### Ejercicio propuesto
Devuelve sin cambios las filas comprendidas entre la que contiene "y-tick-label-8: 8 — [50, 358, 57, 371]" y la que contiene "legend-label: VAISON-LA-ROMAINE —", ambas incluidas. Empieza en la primera y detente después de la segunda.

### Listados de coordenadas de recuadros
====================

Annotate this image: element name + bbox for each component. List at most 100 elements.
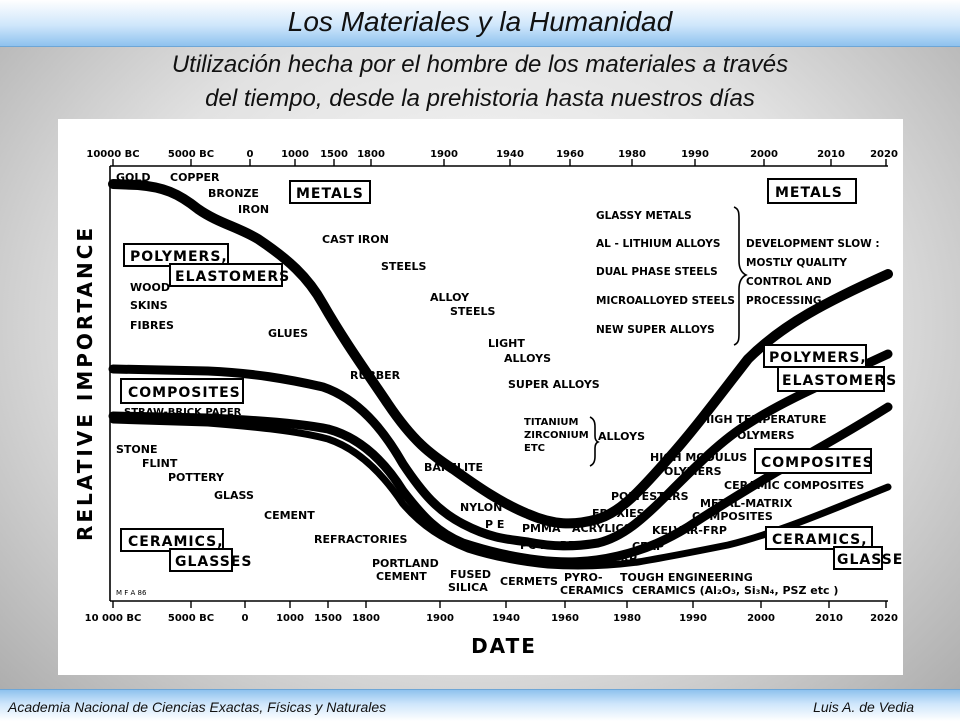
label-steels: STEELS [381,260,426,273]
elastomers-box-right [777,366,885,392]
label-super-alloys: SUPER ALLOYS [508,378,600,391]
materials-evolution-figure: 10000 BC 5000 BC 0 1000 1500 1800 1900 1… [58,119,903,675]
label-dual-phase: DUAL PHASE STEELS [596,266,718,278]
label-nylon: NYLON [460,501,502,514]
label-acrylics: ACRYLICS [572,522,632,535]
y-axis-title: RELATIVE IMPORTANCE [73,225,97,541]
label-stone: STONE [116,443,158,456]
ceramics-curve [109,416,892,570]
label-titanium: TITANIUM [524,417,579,428]
label-cermets: CERMETS [500,575,558,588]
slide-title: Los Materiales y la Humanidad [287,6,673,37]
top-tick-label: 5000 BC [168,149,214,160]
label-skins: SKINS [130,299,168,312]
label-glues: GLUES [268,327,308,340]
composites-curve [108,402,893,567]
metals-curve [108,179,893,529]
label-new-super-alloys: NEW SUPER ALLOYS [596,324,715,336]
composites-label-left: COMPOSITES [128,385,241,401]
label-epoxies: EPOXIES [592,507,645,520]
bottom-tick-label: 1980 [613,613,641,624]
glasses-box-left [169,548,233,572]
composites-label-right: COMPOSITES [761,455,874,471]
label-metal-matrix-2: COMPOSITES [692,510,773,523]
metals-box-right [767,178,857,204]
label-wood: WOOD [130,281,170,294]
label-pyro-1: PYRO- [564,571,603,584]
label-zirconium: ZIRCONIUM [524,430,589,441]
label-gfrp: GFRP [604,552,637,565]
top-tick-label: 1980 [618,149,646,160]
figure-credit: M F A 86 [116,589,147,597]
label-dev-slow-3: CONTROL AND [746,276,832,288]
bottom-tick-label: 1000 [276,613,304,624]
polymers-label-left: POLYMERS, [130,249,228,265]
label-pmma: PMMA [522,522,561,535]
top-tick-label: 2010 [817,149,845,160]
label-cast-iron: CAST IRON [322,233,389,246]
slide-subtitle: Utilización hecha por el hombre de los m… [0,48,960,116]
top-tick-label: 1900 [430,149,458,160]
bottom-tick-label: 1990 [679,613,707,624]
label-alloy-steels: STEELS [450,305,495,318]
bottom-tick-label: 2010 [815,613,843,624]
label-etc: ETC [524,443,545,454]
label-refractories: REFRACTORIES [314,533,407,546]
elastomers-box-left [169,263,283,287]
top-tick-label: 1000 [281,149,309,160]
label-cement: CEMENT [264,509,315,522]
label-alloy: ALLOY [430,291,470,304]
glasses-label-left: GLASSES [175,554,252,570]
bottom-tick-label: 1900 [426,613,454,624]
label-cfrp: CFRP [632,540,664,553]
label-fused-1: FUSED [450,568,491,581]
label-light: LIGHT [488,337,525,350]
polymers-label-right: POLYMERS, [769,350,867,366]
label-rubber: RUBBER [350,369,401,382]
label-bronze: BRONZE [208,187,259,200]
label-iron: IRON [238,203,269,216]
top-tick-label: 1960 [556,149,584,160]
label-pottery: POTTERY [168,471,225,484]
ceramics-label-right: CERAMICS, [772,532,868,548]
label-microalloyed: MICROALLOYED STEELS [596,295,735,307]
glasses-label-right: GLASSES [837,552,903,568]
subtitle-line-2: del tiempo, desde la prehistoria hasta n… [205,85,755,112]
top-tick-label: 2020 [870,149,898,160]
label-straw-brick: STRAW-BRICK PAPER [124,407,242,418]
label-dev-slow-2: MOSTLY QUALITY [746,257,847,269]
label-high-temp-1: HIGH TEMPERATURE [701,413,826,426]
label-high-modulus-1: HIGH MODULUS [650,451,747,464]
top-tick-label: 1940 [496,149,524,160]
label-gold: GOLD [116,171,151,184]
label-flint: FLINT [142,457,178,470]
label-light-alloys: ALLOYS [504,352,551,365]
label-glass: GLASS [214,489,254,502]
label-ceramic-composites: CERAMIC COMPOSITES [724,479,864,492]
label-dev-slow-4: PROCESSING [746,295,822,307]
label-fibres: FIBRES [130,319,174,332]
top-tick-label: 1500 [320,149,348,160]
composites-box-right [754,448,872,474]
ceramics-label-left: CERAMICS, [128,534,224,550]
footer-bar [0,689,960,721]
bottom-tick-label: 2020 [870,613,898,624]
bottom-tick-label: 10 000 BC [85,613,142,624]
subtitle-line-1: Utilización hecha por el hombre de los m… [171,51,789,78]
top-tick-label: 10000 BC [86,149,139,160]
composites-box-left [120,378,244,404]
label-tough-engineering: TOUGH ENGINEERING [620,571,753,584]
label-pyro-2: CERAMICS [560,584,624,597]
ceramics-box-right [765,526,873,550]
label-high-temp-2: POLYMERS [729,429,795,442]
x-axis-title: DATE [471,634,537,658]
materials-diagram: 10000 BC 5000 BC 0 1000 1500 1800 1900 1… [73,149,903,658]
label-copper: COPPER [170,171,220,184]
label-polyesters: POLYESTERS [611,490,689,503]
label-high-modulus-2: POLYMERS [656,465,722,478]
top-tick-label: 1800 [357,149,385,160]
label-al-lithium: AL - LITHIUM ALLOYS [596,238,720,250]
bottom-tick-label: 1800 [352,613,380,624]
label-pc-ps-pp: PC PS PP [520,539,576,552]
bottom-tick-label: 1940 [492,613,520,624]
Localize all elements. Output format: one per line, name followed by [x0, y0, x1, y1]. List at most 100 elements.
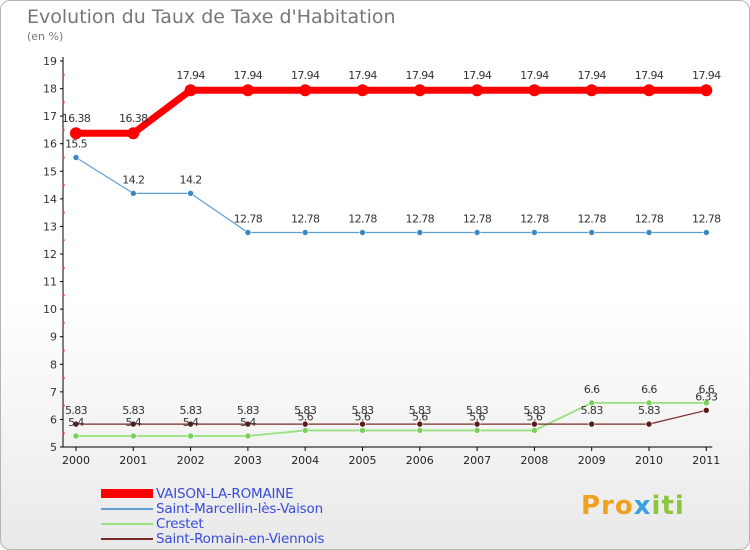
y-tick-label-8: 8 — [50, 358, 57, 371]
y-minor-dot — [62, 432, 65, 435]
data-label-2-9: 6.6 — [584, 383, 600, 396]
chart-unit: (en %) — [27, 30, 64, 43]
series-point-1-2 — [187, 190, 194, 197]
data-label-3-3: 5.83 — [237, 404, 260, 417]
series-point-3-8 — [531, 420, 538, 428]
series-point-1-11 — [702, 229, 710, 236]
series-point-1-10 — [645, 229, 653, 236]
data-label-1-2: 14.2 — [180, 173, 202, 186]
x-tick-label-2008: 2008 — [520, 454, 548, 467]
series-point-2-11 — [702, 399, 710, 407]
series-point-3-2 — [187, 420, 194, 428]
series-point-3-9 — [588, 420, 596, 428]
y-minor-dot — [62, 128, 65, 132]
y-tick-label-16: 16 — [43, 138, 57, 151]
legend-label: Crestet — [156, 516, 204, 532]
series-point-1-3 — [244, 229, 252, 236]
series-point-0-8 — [528, 84, 541, 97]
series-point-0-5 — [356, 84, 369, 97]
x-tick-label-2011: 2011 — [692, 454, 720, 467]
y-minor-dot — [62, 266, 65, 269]
series-point-1-6 — [416, 229, 424, 236]
data-label-3-10: 5.83 — [638, 404, 661, 417]
data-label-0-10: 17.94 — [635, 69, 664, 82]
series-point-2-10 — [645, 399, 653, 407]
series-point-1-9 — [588, 229, 596, 236]
legend-label: Saint-Marcellin-lès-Vaison — [156, 501, 323, 517]
legend-swatch — [101, 523, 153, 525]
legend-label: VAISON-LA-ROMAINE — [156, 486, 294, 502]
data-label-3-2: 5.83 — [180, 404, 203, 417]
x-tick-label-2000: 2000 — [62, 454, 90, 467]
data-label-2-2: 5.4 — [183, 416, 199, 429]
x-tick-label-2010: 2010 — [635, 454, 663, 467]
y-tick-label-10: 10 — [43, 303, 57, 316]
data-label-0-3: 17.94 — [234, 69, 263, 82]
data-label-3-1: 5.83 — [122, 404, 145, 417]
data-label-2-1: 5.4 — [125, 416, 141, 429]
data-label-1-9: 12.78 — [577, 212, 606, 225]
series-point-1-7 — [473, 229, 481, 236]
series-point-2-5 — [359, 427, 366, 434]
series-point-3-1 — [130, 420, 137, 428]
data-label-2-7: 5.6 — [469, 410, 485, 423]
y-tick-label-12: 12 — [43, 248, 57, 261]
legend-swatch — [101, 508, 153, 510]
series-point-2-9 — [588, 399, 596, 407]
data-label-2-6: 5.6 — [412, 410, 428, 423]
y-minor-dot — [62, 294, 65, 297]
data-label-2-3: 5.4 — [240, 416, 256, 429]
y-tick-label-14: 14 — [43, 193, 57, 206]
series-point-0-10 — [643, 84, 655, 97]
y-tick-label-18: 18 — [43, 83, 57, 96]
series-point-3-11 — [702, 407, 710, 414]
data-label-2-8: 5.6 — [527, 410, 543, 423]
series-point-1-4 — [301, 229, 309, 236]
y-minor-dot — [62, 321, 65, 325]
series-point-3-5 — [359, 420, 366, 428]
y-tick-label-6: 6 — [50, 413, 57, 426]
series-point-3-0 — [72, 420, 80, 428]
data-label-0-5: 17.94 — [348, 69, 377, 82]
x-tick-label-2005: 2005 — [349, 454, 377, 467]
y-tick-label-19: 19 — [43, 55, 57, 68]
x-tick-label-2007: 2007 — [463, 454, 491, 467]
data-label-0-4: 17.94 — [291, 69, 320, 82]
y-minor-dot — [62, 404, 65, 407]
data-label-0-6: 17.94 — [406, 69, 435, 82]
y-tick-label-15: 15 — [43, 165, 57, 178]
series-point-1-0 — [72, 154, 80, 161]
y-minor-dot — [62, 211, 65, 214]
data-label-0-2: 17.94 — [176, 69, 205, 82]
series-point-2-8 — [531, 427, 538, 434]
data-label-1-4: 12.78 — [291, 212, 320, 225]
y-tick-label-11: 11 — [43, 276, 57, 289]
x-tick-label-2009: 2009 — [578, 454, 606, 467]
y-minor-dot — [62, 156, 65, 159]
series-point-2-3 — [244, 432, 252, 440]
y-tick-label-13: 13 — [43, 220, 57, 233]
data-label-3-11: 6.33 — [695, 390, 718, 403]
x-tick-label-2002: 2002 — [177, 454, 205, 467]
data-label-0-1: 16.38 — [119, 112, 148, 125]
data-label-2-11: 6.6 — [698, 383, 714, 396]
series-point-2-7 — [473, 427, 481, 434]
y-tick-label-5: 5 — [50, 441, 57, 454]
series-line-3 — [75, 409, 707, 425]
legend-label: Saint-Romain-en-Viennois — [156, 531, 325, 547]
data-label-3-4: 5.83 — [294, 404, 317, 417]
x-tick-label-2003: 2003 — [234, 454, 262, 467]
series-point-0-9 — [585, 84, 598, 97]
data-label-3-6: 5.83 — [409, 404, 432, 417]
data-label-1-5: 12.78 — [348, 212, 377, 225]
data-label-1-10: 12.78 — [635, 212, 664, 225]
series-point-1-5 — [359, 229, 366, 236]
proxiti-logo: Proxiti — [581, 491, 685, 521]
series-point-3-4 — [301, 420, 309, 428]
legend-swatch — [101, 538, 153, 540]
data-label-1-11: 12.78 — [692, 212, 721, 225]
y-minor-dot — [62, 73, 65, 76]
data-label-0-0: 16.38 — [62, 112, 91, 125]
y-minor-dot — [62, 101, 65, 104]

====================

### Respuesta
y-tick-label-8: 8 — [50, 358, 57, 371]
y-minor-dot — [62, 432, 65, 435]
data-label-2-9: 6.6 — [584, 383, 600, 396]
chart-unit: (en %) — [27, 30, 64, 43]
series-point-1-2 — [187, 190, 194, 197]
data-label-3-3: 5.83 — [237, 404, 260, 417]
series-point-3-8 — [531, 420, 538, 428]
series-point-1-11 — [702, 229, 710, 236]
series-point-1-10 — [645, 229, 653, 236]
data-label-1-2: 14.2 — [180, 173, 202, 186]
x-tick-label-2008: 2008 — [520, 454, 548, 467]
series-point-2-11 — [702, 399, 710, 407]
series-point-3-2 — [187, 420, 194, 428]
series-point-3-9 — [588, 420, 596, 428]
y-minor-dot — [62, 128, 65, 132]
y-tick-label-16: 16 — [43, 138, 57, 151]
legend-label: Crestet — [156, 516, 204, 532]
series-point-1-3 — [244, 229, 252, 236]
series-point-0-8 — [528, 84, 541, 97]
series-point-0-5 — [356, 84, 369, 97]
x-tick-label-2011: 2011 — [692, 454, 720, 467]
y-minor-dot — [62, 266, 65, 269]
series-point-1-6 — [416, 229, 424, 236]
data-label-3-10: 5.83 — [638, 404, 661, 417]
data-label-0-10: 17.94 — [635, 69, 664, 82]
series-point-2-10 — [645, 399, 653, 407]
series-point-1-9 — [588, 229, 596, 236]
legend-label: Saint-Marcellin-lès-Vaison — [156, 501, 323, 517]
legend-swatch — [101, 523, 153, 525]
legend-label: VAISON-LA-ROMAINE — [156, 486, 294, 502]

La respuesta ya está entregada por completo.